** START **

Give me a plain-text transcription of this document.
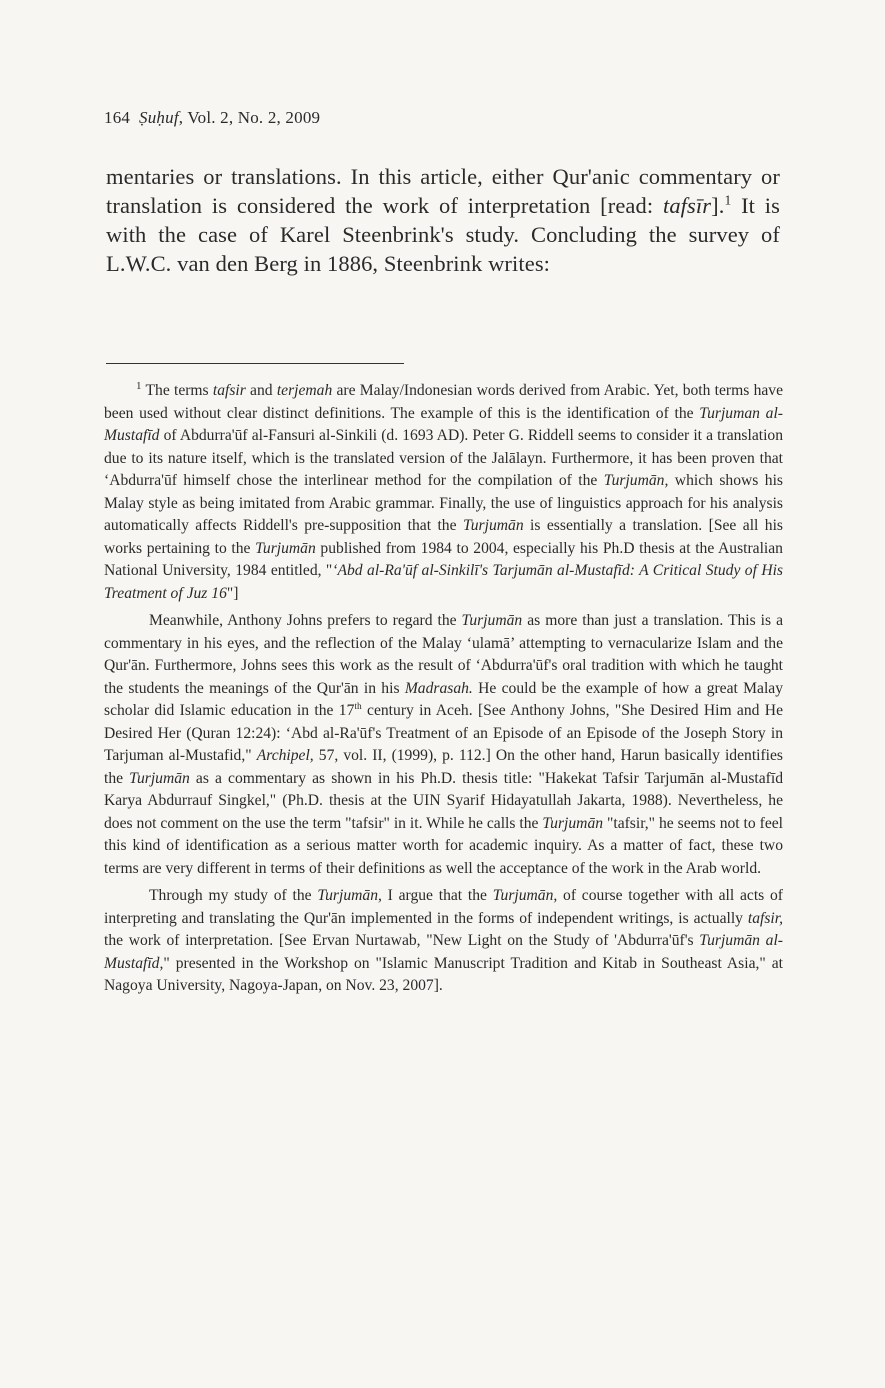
164 Ṣuḥuf, Vol. 2, No. 2, 2009
mentaries or translations. In this article, either Qur'anic commentary or translation is considered the work of interpretation [read: tafsīr].$^1$ It is with the case of Karel Steenbrink's study. Concluding the survey of L.W.C. van den Berg in 1886, Steenbrink writes:

$^1$ The terms tafsir and terjemah are Malay/Indonesian words derived from Arabic. Yet, both terms have been used without clear distinct definitions. The example of this is the identification of the Turjuman al-Mustafīd of Abdurra'ūf al-Fansuri al-Sinkili (d. 1693 AD). Peter G. Riddell seems to consider it a translation due to its nature itself, which is the translated version of the Jalālayn. Furthermore, it has been proven that ‘Abdurra'ūf himself chose the interlinear method for the compilation of the Turjumān, which shows his Malay style as being imitated from Arabic grammar. Finally, the use of linguistics approach for his analysis automatically affects Riddell's pre-supposition that the Turjumān is essentially a translation. [See all his works pertaining to the Turjumān published from 1984 to 2004, especially his Ph.D thesis at the Australian National University, 1984 entitled, "‘Abd al-Ra'ūf al-Sinkilī's Tarjumān al-Mustafīd: A Critical Study of His Treatment of Juz 16"]

Meanwhile, Anthony Johns prefers to regard the Turjumān as more than just a translation. This is a commentary in his eyes, and the reflection of the Malay ‘ulamā’ attempting to vernacularize Islam and the Qur'ān. Furthermore, Johns sees this work as the result of ‘Abdurra'ūf's oral tradition with which he taught the students the meanings of the Qur'ān in his Madrasah. He could be the example of how a great Malay scholar did Islamic education in the 17th century in Aceh. [See Anthony Johns, "She Desired Him and He Desired Her (Quran 12:24): ‘Abd al-Ra'ūf's Treatment of an Episode of an Episode of the Joseph Story in Tarjuman al-Mustafid," Archipel, 57, vol. II, (1999), p. 112.] On the other hand, Harun basically identifies the Turjumān as a commentary as shown in his Ph.D. thesis title: "Hakekat Tafsir Tarjumān al-Mustafīd Karya Abdurrauf Singkel," (Ph.D. thesis at the UIN Syarif Hidayatullah Jakarta, 1988). Nevertheless, he does not comment on the use the term "tafsir" in it. While he calls the Turjumān "tafsir," he seems not to feel this kind of identification as a serious matter worth for academic inquiry. As a matter of fact, these two terms are very different in terms of their definitions as well the acceptance of the work in the Arab world.

Through my study of the Turjumān, I argue that the Turjumān, of course together with all acts of interpreting and translating the Qur'ān implemented in the forms of independent writings, is actually tafsir, the work of interpretation. [See Ervan Nurtawab, "New Light on the Study of 'Abdurra'ūf's Turjumān al-Mustafīd," presented in the Workshop on "Islamic Manuscript Tradition and Kitab in Southeast Asia," at Nagoya University, Nagoya-Japan, on Nov. 23, 2007].
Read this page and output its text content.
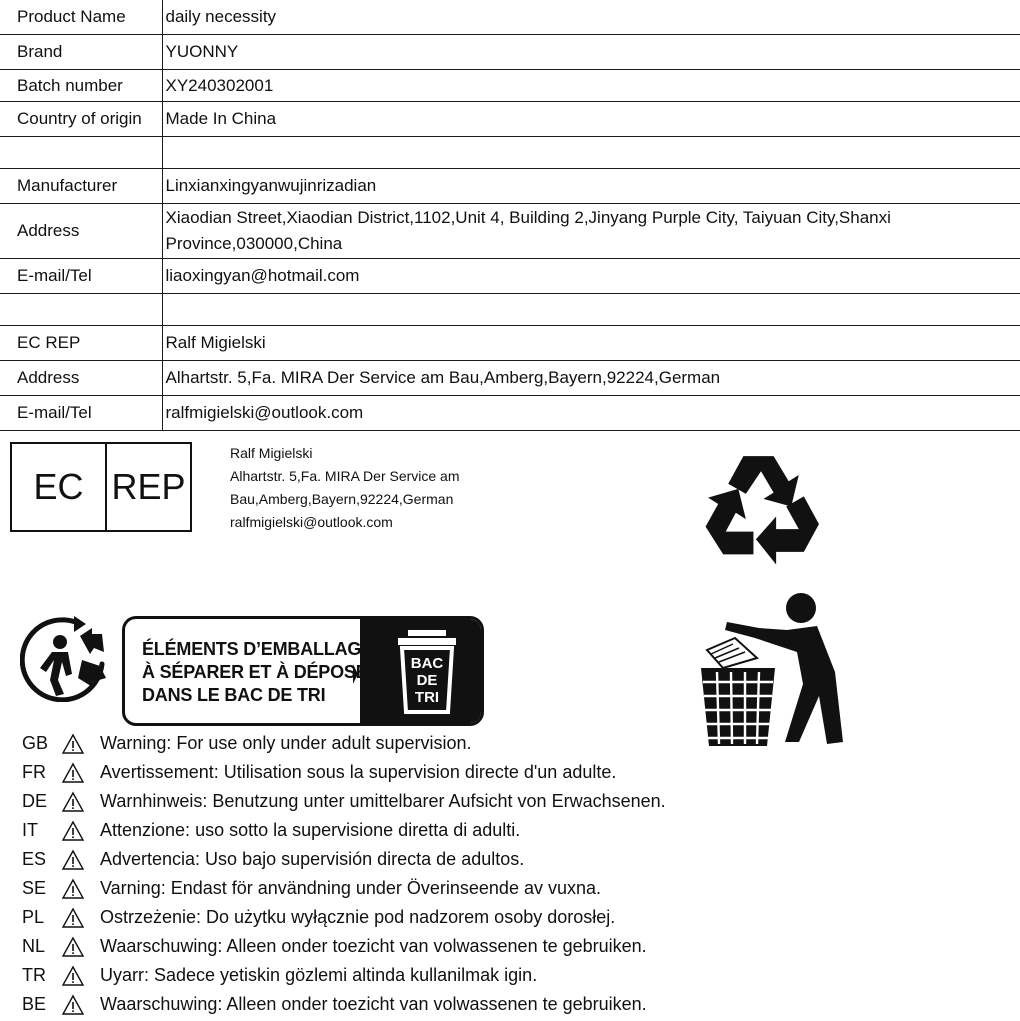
Product Name	daily necessity
Brand	YUONNY
Batch number	XY240302001
Country of origin	Made In China

Manufacturer	Linxianxingyanwujinrizadian
Address	Xiaodian Street,Xiaodian District,1102,Unit 4, Building 2,Jinyang Purple City, Taiyuan City,Shanxi Province,030000,China
E-mail/Tel	liaoxingyan@hotmail.com

EC REP	Ralf Migielski
Address	Alhartstr. 5,Fa. MIRA Der Service am Bau,Amberg,Bayern,92224,German
E-mail/Tel	ralfmigielski@outlook.com
EC REP
Ralf Migielski
Alhartstr. 5,Fa. MIRA Der Service am
Bau,Amberg,Bayern,92224,German
ralfmigielski@outlook.com
ÉLÉMENTS D’EMBALLAGE
À SÉPARER ET À DÉPOSER
DANS LE BAC DE TRI
BAC
DE
TRI
GB	Warning: For use only under adult supervision.
FR	Avertissement: Utilisation sous la supervision directe d'un adulte.
DE	Warnhinweis: Benutzung unter umittelbarer Aufsicht von Erwachsenen.
IT	Attenzione: uso sotto la supervisione diretta di adulti.
ES	Advertencia: Uso bajo supervisión directa de adultos.
SE	Varning: Endast för användning under Överinseende av vuxna.
PL	Ostrzeżenie: Do użytku wyłącznie pod nadzorem osoby dorosłej.
NL	Waarschuwing: Alleen onder toezicht van volwassenen te gebruiken.
TR	Uyarr: Sadece yetiskin gözlemi altinda kullanilmak igin.
BE	Waarschuwing: Alleen onder toezicht van volwassenen te gebruiken.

** END **

Out of the material above, gather each line where "gebruiken" appears.

NL	Waarschuwing: Alleen onder toezicht van volwassenen te gebruiken.
BE	Waarschuwing: Alleen onder toezicht van volwassenen te gebruiken.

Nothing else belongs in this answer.